GIVEN INSTRUCTION: Of the lines in the entries, how many hold the word "luctus"? Give that number alone.

>> BEGIN EXTRACTED MATERIAL

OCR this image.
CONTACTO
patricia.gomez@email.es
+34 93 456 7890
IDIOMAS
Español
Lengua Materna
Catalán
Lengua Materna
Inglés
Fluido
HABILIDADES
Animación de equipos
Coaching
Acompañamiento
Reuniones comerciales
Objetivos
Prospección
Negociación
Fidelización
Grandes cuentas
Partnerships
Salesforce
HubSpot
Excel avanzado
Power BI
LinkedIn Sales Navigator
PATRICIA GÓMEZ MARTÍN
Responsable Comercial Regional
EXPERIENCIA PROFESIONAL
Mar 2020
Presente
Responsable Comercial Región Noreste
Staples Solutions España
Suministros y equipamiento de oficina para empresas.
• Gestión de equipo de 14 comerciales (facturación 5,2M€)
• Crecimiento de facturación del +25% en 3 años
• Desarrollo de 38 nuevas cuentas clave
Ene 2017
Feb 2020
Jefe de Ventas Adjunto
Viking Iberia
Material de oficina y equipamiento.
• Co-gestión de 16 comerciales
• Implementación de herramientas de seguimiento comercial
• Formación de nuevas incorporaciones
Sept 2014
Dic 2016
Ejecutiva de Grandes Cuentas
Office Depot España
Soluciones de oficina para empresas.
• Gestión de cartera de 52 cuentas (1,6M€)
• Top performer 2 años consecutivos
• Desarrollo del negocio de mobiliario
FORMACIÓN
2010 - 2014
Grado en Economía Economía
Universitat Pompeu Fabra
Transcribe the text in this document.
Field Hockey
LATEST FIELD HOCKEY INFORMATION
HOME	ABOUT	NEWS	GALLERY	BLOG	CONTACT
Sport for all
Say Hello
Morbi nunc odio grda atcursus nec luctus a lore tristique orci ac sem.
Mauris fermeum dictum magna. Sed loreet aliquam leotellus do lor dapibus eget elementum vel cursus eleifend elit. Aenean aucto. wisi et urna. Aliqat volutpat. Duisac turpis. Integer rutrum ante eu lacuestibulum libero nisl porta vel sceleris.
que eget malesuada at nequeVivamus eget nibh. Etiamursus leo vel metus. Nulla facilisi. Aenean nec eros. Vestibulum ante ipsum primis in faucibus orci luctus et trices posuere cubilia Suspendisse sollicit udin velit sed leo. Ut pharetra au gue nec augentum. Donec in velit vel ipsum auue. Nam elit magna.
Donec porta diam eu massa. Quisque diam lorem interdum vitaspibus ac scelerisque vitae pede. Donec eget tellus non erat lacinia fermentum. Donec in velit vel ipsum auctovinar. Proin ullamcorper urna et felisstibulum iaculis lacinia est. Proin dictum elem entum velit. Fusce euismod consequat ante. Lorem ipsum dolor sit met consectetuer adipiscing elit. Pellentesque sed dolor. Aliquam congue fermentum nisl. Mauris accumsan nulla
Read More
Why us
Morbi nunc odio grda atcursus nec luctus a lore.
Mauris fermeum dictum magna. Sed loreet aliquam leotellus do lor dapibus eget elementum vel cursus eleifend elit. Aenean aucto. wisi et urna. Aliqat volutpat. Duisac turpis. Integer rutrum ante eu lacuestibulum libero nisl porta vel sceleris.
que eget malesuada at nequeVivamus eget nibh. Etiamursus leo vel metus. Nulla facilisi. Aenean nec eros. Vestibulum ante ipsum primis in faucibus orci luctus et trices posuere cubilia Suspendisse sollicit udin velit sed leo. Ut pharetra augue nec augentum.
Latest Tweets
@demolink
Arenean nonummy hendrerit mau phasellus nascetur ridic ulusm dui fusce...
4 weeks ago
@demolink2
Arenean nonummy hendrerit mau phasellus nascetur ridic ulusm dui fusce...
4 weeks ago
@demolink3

>> END EXTRACTED MATERIAL

FINAL ANSWER: 4